**Stated goal**
Reply with only the number of lines that contain the string "this".

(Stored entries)
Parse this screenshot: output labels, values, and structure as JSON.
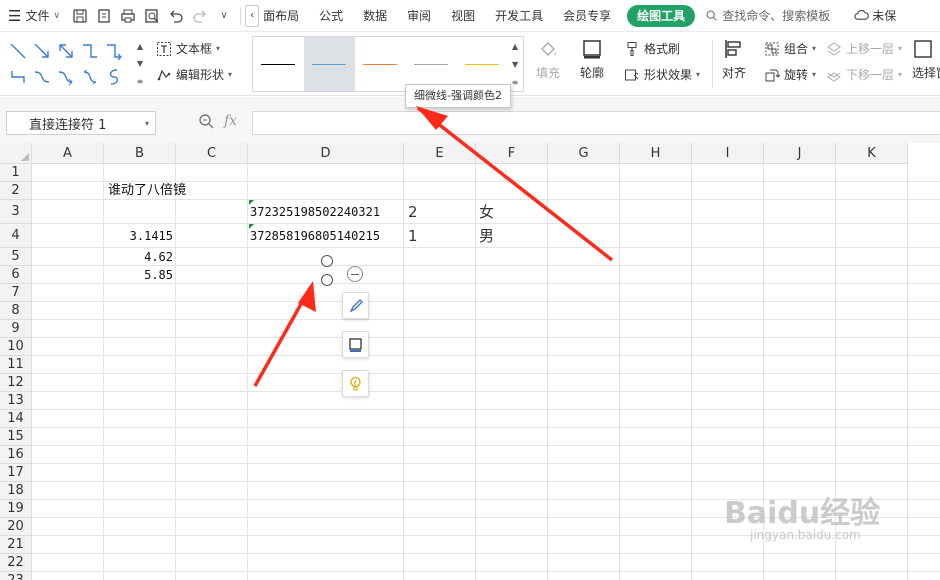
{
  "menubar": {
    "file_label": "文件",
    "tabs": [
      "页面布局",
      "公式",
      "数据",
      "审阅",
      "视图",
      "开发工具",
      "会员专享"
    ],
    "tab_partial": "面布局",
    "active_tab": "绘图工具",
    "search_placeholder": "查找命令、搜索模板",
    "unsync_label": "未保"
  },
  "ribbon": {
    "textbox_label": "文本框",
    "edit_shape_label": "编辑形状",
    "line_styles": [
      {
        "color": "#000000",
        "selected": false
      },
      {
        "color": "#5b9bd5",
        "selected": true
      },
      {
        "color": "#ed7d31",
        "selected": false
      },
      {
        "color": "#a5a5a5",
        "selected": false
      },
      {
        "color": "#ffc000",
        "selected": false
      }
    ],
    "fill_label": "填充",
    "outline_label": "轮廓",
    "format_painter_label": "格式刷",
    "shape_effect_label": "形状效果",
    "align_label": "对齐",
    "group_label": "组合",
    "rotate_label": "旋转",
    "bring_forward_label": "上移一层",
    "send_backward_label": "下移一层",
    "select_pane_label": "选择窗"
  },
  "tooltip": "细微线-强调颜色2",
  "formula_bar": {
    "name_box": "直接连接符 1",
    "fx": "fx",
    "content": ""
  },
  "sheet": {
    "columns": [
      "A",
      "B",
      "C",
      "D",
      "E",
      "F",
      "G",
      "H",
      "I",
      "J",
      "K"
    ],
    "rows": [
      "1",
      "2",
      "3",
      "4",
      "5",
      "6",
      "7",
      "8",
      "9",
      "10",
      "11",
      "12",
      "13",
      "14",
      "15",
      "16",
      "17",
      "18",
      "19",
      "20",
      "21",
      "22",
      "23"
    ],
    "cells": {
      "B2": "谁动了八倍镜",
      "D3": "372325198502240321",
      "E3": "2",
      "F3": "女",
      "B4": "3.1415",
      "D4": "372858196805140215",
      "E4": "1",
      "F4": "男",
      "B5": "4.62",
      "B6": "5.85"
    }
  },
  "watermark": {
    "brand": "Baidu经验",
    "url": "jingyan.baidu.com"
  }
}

==

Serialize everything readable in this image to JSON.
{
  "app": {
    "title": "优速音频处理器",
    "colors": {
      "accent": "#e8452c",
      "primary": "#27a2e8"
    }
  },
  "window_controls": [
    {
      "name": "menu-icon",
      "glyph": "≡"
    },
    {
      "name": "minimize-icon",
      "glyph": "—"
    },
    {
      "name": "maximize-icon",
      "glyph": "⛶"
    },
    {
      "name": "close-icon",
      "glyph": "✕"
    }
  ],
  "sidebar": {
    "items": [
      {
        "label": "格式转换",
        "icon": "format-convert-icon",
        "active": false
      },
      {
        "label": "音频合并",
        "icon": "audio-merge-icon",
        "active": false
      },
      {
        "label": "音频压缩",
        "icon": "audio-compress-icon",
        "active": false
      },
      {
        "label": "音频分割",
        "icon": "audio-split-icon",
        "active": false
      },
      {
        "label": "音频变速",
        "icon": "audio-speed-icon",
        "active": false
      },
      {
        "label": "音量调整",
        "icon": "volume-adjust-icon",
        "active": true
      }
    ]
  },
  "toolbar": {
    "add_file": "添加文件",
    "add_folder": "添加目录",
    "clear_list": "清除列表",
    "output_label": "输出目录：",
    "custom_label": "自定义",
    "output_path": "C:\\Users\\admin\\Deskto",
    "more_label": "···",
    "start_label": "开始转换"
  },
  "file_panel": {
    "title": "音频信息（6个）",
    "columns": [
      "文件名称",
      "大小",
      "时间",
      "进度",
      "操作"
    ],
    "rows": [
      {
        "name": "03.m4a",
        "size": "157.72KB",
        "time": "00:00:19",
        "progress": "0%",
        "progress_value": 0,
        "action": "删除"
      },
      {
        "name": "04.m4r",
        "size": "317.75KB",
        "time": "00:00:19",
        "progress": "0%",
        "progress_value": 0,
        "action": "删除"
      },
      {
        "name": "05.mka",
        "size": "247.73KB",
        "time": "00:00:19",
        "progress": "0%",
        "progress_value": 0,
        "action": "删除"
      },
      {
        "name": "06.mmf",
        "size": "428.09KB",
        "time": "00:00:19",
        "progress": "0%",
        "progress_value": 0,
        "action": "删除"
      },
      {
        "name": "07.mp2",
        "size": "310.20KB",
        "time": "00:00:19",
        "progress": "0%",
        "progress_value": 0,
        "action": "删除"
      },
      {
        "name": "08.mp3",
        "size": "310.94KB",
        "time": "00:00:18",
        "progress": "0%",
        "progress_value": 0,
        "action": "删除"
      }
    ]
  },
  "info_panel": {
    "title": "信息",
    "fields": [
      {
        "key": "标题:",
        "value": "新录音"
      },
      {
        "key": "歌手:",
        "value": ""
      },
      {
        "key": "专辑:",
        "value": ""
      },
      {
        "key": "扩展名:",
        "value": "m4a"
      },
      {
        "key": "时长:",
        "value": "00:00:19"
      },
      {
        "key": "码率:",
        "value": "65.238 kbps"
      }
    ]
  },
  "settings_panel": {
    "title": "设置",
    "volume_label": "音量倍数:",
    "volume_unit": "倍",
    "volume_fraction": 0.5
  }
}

**Task output**
2